What the task asks →
Locate the string "label" in the records below. Copy every line where it occurs.

Material provided →
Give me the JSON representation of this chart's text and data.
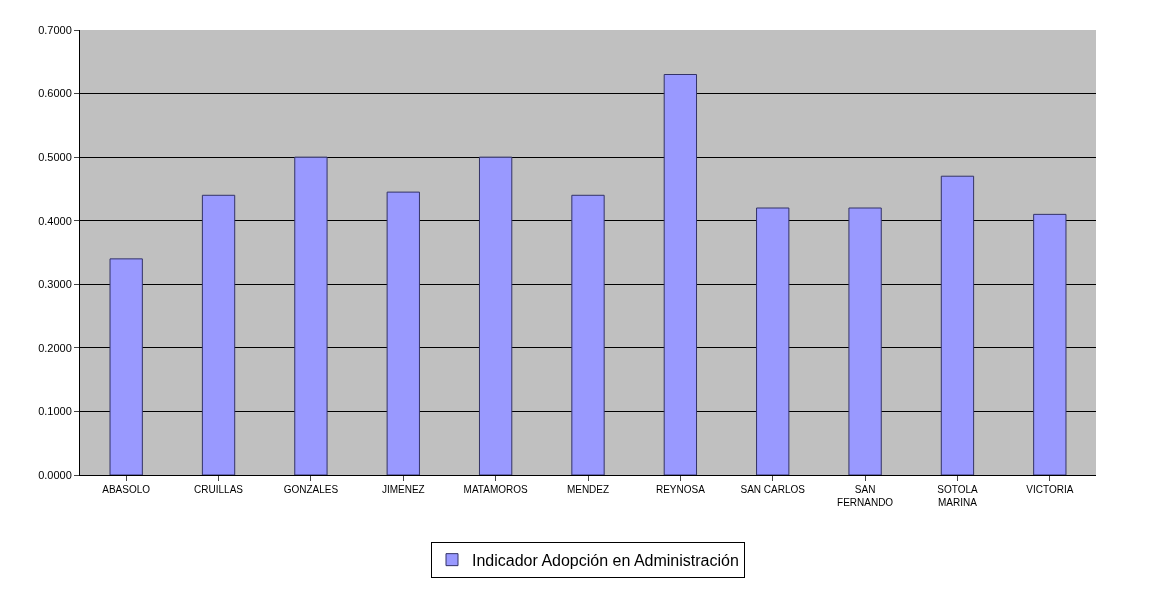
{
  "chart_data": {
    "type": "bar",
    "categories": [
      "ABASOLO",
      "CRUILLAS",
      "GONZALES",
      "JIMENEZ",
      "MATAMOROS",
      "MENDEZ",
      "REYNOSA",
      "SAN CARLOS",
      "SAN FERNANDO",
      "SOTOLA MARINA",
      "VICTORIA"
    ],
    "series": [
      {
        "name": "Indicador Adopción en Administración",
        "color": "#9999ff",
        "values": [
          0.34,
          0.44,
          0.5,
          0.445,
          0.5,
          0.44,
          0.63,
          0.42,
          0.42,
          0.47,
          0.41
        ]
      }
    ],
    "ylim": [
      0,
      0.7
    ],
    "yticks": [
      {
        "value": 0,
        "label": "0.0000"
      },
      {
        "value": 0.1,
        "label": "0.1000"
      },
      {
        "value": 0.2,
        "label": "0.2000"
      },
      {
        "value": 0.3,
        "label": "0.3000"
      },
      {
        "value": 0.4,
        "label": "0.4000"
      },
      {
        "value": 0.5,
        "label": "0.5000"
      },
      {
        "value": 0.6,
        "label": "0.6000"
      },
      {
        "value": 0.7,
        "label": "0.7000"
      }
    ],
    "grid": "y",
    "legend": "bottom"
  }
}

Written solution →
        "label": "0.0000"
        "label": "0.1000"
        "label": "0.2000"
        "label": "0.3000"
        "label": "0.4000"
        "label": "0.5000"
        "label": "0.6000"
        "label": "0.7000"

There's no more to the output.